(Data records)
┄┄┄┄┄┄

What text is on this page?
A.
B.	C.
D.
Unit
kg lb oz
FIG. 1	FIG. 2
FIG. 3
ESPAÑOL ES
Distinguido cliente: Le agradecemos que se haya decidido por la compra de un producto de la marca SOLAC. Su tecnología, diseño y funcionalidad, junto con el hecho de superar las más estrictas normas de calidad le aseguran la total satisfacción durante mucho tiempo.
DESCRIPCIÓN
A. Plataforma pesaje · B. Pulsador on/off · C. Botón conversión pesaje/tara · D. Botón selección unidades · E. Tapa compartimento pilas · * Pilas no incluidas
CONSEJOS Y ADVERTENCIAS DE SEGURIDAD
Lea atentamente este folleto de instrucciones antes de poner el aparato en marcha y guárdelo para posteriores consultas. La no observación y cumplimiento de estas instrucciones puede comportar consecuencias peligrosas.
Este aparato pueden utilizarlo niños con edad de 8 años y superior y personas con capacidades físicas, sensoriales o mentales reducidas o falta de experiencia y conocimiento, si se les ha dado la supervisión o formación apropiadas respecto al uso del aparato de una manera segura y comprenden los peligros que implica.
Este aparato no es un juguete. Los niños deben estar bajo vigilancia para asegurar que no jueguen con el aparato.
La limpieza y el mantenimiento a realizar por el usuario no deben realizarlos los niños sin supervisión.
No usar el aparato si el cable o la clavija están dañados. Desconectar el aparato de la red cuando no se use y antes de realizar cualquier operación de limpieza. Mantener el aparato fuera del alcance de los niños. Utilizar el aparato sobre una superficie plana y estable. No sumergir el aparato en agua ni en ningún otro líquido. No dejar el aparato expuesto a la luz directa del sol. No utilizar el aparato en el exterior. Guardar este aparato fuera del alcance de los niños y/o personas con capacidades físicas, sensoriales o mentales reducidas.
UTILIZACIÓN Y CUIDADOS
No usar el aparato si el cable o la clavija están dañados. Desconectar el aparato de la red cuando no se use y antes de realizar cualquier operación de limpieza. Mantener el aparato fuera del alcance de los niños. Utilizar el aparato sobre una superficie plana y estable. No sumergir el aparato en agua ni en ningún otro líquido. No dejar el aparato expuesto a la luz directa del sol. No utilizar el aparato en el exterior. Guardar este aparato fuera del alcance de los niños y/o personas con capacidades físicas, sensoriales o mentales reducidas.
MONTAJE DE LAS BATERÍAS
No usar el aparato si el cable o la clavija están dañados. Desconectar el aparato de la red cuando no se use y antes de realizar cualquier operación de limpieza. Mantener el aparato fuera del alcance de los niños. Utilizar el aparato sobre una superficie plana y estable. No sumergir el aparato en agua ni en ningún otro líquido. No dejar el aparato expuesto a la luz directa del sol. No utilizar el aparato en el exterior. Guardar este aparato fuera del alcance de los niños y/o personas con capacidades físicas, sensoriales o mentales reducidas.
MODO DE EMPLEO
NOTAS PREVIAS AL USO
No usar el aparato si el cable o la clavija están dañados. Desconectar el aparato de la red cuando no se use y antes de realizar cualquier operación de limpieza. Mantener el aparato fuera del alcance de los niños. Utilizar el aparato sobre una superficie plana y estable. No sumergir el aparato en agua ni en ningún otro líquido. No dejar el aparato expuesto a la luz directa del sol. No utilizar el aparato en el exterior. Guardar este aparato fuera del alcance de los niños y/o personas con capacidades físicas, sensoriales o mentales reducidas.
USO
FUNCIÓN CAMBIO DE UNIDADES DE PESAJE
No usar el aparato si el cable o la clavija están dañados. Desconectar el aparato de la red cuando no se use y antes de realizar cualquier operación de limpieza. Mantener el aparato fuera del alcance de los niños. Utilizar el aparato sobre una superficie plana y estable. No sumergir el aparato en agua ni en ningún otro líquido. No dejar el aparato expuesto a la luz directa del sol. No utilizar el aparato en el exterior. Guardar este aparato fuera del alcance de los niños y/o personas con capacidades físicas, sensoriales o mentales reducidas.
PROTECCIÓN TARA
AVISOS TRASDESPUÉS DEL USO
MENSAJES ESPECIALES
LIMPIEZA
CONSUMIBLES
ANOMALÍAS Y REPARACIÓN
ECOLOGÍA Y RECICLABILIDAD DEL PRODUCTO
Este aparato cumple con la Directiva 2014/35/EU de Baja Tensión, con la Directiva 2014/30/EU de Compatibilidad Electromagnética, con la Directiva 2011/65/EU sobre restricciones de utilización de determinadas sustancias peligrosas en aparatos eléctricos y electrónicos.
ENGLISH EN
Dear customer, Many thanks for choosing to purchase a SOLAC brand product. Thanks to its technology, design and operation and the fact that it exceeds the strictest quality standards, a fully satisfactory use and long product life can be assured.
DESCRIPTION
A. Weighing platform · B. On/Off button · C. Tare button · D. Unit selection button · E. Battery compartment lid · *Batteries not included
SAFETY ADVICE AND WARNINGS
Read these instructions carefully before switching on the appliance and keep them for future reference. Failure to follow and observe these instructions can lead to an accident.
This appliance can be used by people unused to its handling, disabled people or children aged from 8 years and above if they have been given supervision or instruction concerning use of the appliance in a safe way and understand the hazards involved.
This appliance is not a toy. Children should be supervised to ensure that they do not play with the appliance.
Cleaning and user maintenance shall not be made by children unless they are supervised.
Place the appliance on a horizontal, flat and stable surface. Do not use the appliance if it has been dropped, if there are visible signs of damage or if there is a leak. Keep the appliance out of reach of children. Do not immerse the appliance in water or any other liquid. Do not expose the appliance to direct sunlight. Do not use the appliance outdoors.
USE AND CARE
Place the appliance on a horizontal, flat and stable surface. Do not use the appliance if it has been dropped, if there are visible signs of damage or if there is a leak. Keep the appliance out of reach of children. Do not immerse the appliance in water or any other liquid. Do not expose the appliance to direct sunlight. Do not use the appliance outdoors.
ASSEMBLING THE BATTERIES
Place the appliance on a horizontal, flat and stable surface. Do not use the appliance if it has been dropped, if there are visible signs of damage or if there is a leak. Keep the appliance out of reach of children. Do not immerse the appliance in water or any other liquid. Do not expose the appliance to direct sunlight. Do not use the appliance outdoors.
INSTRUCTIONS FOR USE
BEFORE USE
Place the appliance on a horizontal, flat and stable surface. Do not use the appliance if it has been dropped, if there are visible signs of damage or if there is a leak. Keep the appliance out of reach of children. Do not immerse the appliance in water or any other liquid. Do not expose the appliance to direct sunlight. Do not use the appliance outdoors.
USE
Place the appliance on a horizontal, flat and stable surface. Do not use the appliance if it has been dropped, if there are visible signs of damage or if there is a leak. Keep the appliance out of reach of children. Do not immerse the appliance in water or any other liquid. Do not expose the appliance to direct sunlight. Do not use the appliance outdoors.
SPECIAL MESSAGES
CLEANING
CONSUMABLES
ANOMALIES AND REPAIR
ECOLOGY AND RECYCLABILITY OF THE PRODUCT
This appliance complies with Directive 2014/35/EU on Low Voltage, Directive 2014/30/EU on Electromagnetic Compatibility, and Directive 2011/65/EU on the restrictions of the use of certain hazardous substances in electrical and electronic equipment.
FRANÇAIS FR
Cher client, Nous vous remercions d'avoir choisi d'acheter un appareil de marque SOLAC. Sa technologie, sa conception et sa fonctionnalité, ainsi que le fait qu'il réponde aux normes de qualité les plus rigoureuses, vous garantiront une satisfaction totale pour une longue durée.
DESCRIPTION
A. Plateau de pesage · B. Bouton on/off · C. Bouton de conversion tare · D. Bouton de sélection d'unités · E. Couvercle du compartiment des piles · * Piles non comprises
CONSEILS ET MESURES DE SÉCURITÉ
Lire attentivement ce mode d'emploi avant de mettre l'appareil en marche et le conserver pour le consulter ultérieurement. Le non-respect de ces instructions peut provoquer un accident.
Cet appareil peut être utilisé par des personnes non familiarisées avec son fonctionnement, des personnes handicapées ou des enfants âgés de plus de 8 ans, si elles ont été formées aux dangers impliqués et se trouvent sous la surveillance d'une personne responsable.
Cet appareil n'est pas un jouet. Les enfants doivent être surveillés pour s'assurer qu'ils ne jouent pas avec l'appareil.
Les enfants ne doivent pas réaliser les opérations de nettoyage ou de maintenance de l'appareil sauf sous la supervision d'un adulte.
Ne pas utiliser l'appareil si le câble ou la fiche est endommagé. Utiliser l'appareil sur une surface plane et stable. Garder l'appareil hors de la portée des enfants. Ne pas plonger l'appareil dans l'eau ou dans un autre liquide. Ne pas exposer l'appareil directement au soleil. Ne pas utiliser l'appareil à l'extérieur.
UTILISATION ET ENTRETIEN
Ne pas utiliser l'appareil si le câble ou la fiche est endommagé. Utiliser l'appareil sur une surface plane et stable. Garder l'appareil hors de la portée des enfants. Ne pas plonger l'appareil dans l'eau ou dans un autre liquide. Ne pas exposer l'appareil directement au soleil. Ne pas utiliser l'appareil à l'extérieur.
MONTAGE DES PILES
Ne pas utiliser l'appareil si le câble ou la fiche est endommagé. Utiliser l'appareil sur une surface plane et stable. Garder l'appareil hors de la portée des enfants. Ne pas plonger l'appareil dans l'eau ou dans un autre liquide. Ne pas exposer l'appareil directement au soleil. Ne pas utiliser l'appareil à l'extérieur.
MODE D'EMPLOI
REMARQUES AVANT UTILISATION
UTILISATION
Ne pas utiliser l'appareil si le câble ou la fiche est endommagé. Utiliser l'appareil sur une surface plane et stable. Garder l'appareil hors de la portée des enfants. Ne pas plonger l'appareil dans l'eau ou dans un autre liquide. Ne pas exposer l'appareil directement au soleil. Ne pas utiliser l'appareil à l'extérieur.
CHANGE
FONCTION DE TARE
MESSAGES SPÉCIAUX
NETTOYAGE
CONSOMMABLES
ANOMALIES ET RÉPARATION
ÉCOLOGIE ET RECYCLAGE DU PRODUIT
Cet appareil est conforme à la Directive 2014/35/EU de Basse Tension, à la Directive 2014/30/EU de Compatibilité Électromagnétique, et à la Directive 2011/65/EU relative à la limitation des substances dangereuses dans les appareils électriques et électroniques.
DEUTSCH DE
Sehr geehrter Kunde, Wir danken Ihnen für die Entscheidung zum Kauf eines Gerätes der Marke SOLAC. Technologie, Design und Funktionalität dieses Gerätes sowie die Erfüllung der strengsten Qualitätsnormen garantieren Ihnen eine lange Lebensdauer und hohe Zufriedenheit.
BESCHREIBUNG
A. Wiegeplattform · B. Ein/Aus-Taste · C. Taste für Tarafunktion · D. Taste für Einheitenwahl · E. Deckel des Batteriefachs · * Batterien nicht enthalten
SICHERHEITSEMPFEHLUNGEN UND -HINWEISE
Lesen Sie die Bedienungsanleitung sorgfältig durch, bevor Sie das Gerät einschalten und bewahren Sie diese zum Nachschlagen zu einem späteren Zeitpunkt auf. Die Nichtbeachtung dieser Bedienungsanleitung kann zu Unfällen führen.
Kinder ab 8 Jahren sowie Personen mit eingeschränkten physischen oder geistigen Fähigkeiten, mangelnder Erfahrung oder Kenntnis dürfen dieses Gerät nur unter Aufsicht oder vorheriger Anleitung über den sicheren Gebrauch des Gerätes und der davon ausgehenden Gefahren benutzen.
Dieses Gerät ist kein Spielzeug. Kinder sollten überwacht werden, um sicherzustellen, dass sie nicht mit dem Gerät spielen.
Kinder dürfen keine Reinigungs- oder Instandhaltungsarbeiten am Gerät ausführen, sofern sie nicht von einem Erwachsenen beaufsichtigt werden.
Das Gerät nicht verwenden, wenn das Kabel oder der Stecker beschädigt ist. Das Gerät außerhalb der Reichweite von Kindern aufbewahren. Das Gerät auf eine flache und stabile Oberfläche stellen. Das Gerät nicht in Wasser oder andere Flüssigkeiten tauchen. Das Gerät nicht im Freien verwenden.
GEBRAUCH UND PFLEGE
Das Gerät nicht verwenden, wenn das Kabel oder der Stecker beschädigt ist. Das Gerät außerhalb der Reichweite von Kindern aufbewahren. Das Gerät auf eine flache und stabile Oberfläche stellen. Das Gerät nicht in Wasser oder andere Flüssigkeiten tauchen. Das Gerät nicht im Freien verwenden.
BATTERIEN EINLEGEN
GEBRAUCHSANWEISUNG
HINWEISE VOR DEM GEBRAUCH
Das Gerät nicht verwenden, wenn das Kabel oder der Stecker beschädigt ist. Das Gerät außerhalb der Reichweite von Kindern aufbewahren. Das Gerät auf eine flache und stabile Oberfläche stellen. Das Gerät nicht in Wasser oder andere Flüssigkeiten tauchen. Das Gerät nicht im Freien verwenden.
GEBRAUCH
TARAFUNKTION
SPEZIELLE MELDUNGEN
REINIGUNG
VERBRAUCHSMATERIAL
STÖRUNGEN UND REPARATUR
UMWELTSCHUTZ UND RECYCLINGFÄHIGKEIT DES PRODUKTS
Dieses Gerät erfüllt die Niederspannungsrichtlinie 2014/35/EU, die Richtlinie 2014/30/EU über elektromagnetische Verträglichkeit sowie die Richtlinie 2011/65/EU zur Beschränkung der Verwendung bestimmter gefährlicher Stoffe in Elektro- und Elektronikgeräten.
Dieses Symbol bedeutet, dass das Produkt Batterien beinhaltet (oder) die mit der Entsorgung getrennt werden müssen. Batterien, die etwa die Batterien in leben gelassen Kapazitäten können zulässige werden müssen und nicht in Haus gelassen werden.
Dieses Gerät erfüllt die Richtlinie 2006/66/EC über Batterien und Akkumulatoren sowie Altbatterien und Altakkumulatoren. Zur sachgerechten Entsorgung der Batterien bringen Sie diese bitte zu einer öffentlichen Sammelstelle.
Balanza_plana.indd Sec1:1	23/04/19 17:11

┄┄┄┄┄┄

Task: Report how many lines contain "peligrosas". Give nothing but the number.

Exercise output: 2